Given problem
Below is some material; transcribe all of it exactly.

Records supplied
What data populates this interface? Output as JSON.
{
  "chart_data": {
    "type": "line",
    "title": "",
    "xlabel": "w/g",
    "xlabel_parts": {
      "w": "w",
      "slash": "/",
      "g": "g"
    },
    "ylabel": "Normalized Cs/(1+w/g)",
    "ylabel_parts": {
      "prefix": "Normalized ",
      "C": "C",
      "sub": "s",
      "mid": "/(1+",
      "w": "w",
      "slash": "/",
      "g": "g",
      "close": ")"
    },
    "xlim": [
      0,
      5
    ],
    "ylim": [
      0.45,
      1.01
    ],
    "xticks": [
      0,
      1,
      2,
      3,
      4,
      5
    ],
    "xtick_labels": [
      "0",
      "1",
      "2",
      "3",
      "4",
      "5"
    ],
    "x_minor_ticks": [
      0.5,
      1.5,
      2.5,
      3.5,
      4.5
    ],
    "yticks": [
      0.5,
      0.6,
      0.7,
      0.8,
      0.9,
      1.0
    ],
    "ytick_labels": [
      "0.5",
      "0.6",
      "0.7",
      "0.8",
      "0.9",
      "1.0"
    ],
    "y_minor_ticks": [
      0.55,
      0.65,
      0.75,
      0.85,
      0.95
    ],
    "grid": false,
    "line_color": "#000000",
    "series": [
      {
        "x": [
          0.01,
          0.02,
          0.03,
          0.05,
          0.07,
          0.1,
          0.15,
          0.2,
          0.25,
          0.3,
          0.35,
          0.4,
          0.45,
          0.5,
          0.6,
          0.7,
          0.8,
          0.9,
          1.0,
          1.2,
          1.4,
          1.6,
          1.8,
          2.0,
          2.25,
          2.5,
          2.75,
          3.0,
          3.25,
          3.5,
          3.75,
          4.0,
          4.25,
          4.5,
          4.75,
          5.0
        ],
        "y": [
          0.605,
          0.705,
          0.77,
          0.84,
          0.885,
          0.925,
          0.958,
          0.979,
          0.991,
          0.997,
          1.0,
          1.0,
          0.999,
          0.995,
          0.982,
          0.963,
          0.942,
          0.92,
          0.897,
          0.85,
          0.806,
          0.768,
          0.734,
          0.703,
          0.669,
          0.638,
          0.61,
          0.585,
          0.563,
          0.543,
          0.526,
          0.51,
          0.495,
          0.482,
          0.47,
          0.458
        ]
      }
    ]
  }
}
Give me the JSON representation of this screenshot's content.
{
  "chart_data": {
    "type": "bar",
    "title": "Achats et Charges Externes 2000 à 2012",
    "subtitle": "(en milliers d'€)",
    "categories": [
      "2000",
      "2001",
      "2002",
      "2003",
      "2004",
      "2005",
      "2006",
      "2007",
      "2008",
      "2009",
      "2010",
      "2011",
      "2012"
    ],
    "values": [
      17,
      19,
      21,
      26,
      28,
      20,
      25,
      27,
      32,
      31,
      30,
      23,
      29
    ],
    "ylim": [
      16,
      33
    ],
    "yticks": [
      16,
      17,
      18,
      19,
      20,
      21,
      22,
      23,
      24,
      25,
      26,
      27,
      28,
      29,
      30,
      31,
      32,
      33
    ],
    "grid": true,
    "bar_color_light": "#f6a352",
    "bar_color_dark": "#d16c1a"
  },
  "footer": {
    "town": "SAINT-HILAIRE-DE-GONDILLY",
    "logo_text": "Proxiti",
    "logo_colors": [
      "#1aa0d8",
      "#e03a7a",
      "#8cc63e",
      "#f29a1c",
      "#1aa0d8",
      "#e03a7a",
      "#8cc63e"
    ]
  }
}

Written answer
What data populates this interface? Output as JSON.
{
  "chart_data": {
    "type": "line",
    "title": "",
    "xlabel": "w/g",
    "xlabel_parts": {
      "w": "w",
      "slash": "/",
      "g": "g"
    },
    "ylabel": "Normalized Cs/(1+w/g)",
    "ylabel_parts": {
      "prefix": "Normalized ",
      "C": "C",
      "sub": "s",
      "mid": "/(1+",
      "w": "w",
      "slash": "/",
      "g": "g",
      "close": ")"
    },
    "xlim": [
      0,
      5
    ],
    "ylim": [
      0.45,
      1.01
    ],
    "xticks": [
      0,
      1,
      2,
      3,
      4,
      5
    ],
    "xtick_labels": [
      "0",
      "1",
      "2",
      "3",
      "4",
      "5"
    ],
    "x_minor_ticks": [
      0.5,
      1.5,
      2.5,
      3.5,
      4.5
    ],
    "yticks": [
      0.5,
      0.6,
      0.7,
      0.8,
      0.9,
      1.0
    ],
    "ytick_labels": [
      "0.5",
      "0.6",
      "0.7",
      "0.8",
      "0.9",
      "1.0"
    ],
    "y_minor_ticks": [
      0.55,
      0.65,
      0.75,
      0.85,
      0.95
    ],
    "grid": false,
    "line_color": "#000000",
    "series": [
      {
        "x": [
          0.01,
          0.02,
          0.03,
          0.05,
          0.07,
          0.1,
          0.15,
          0.2,
          0.25,
          0.3,
          0.35,
          0.4,
          0.45,
          0.5,
          0.6,
          0.7,
          0.8,
          0.9,
          1.0,
          1.2,
          1.4,
          1.6,
          1.8,
          2.0,
          2.25,
          2.5,
          2.75,
          3.0,
          3.25,
          3.5,
          3.75,
          4.0,
          4.25,
          4.5,
          4.75,
          5.0
        ],
        "y": [
          0.605,
          0.705,
          0.77,
          0.84,
          0.885,
          0.925,
          0.958,
          0.979,
          0.991,
          0.997,
          1.0,
          1.0,
          0.999,
          0.995,
          0.982,
          0.963,
          0.942,
          0.92,
          0.897,
          0.85,
          0.806,
          0.768,
          0.734,
          0.703,
          0.669,
          0.638,
          0.61,
          0.585,
          0.563,
          0.543,
          0.526,
          0.51,
          0.495,
          0.482,
          0.47,
          0.458
        ]
      }
    ]
  }
}
Give me the JSON representation of this screenshot's content.
{
  "chart_data": {
    "type": "bar",
    "title": "Achats et Charges Externes 2000 à 2012",
    "subtitle": "(en milliers d'€)",
    "categories": [
      "2000",
      "2001",
      "2002",
      "2003",
      "2004",
      "2005",
      "2006",
      "2007",
      "2008",
      "2009",
      "2010",
      "2011",
      "2012"
    ],
    "values": [
      17,
      19,
      21,
      26,
      28,
      20,
      25,
      27,
      32,
      31,
      30,
      23,
      29
    ],
    "ylim": [
      16,
      33
    ],
    "yticks": [
      16,
      17,
      18,
      19,
      20,
      21,
      22,
      23,
      24,
      25,
      26,
      27,
      28,
      29,
      30,
      31,
      32,
      33
    ],
    "grid": true,
    "bar_color_light": "#f6a352",
    "bar_color_dark": "#d16c1a"
  },
  "footer": {
    "town": "SAINT-HILAIRE-DE-GONDILLY",
    "logo_text": "Proxiti",
    "logo_colors": [
      "#1aa0d8",
      "#e03a7a",
      "#8cc63e",
      "#f29a1c",
      "#1aa0d8",
      "#e03a7a",
      "#8cc63e"
    ]
  }
}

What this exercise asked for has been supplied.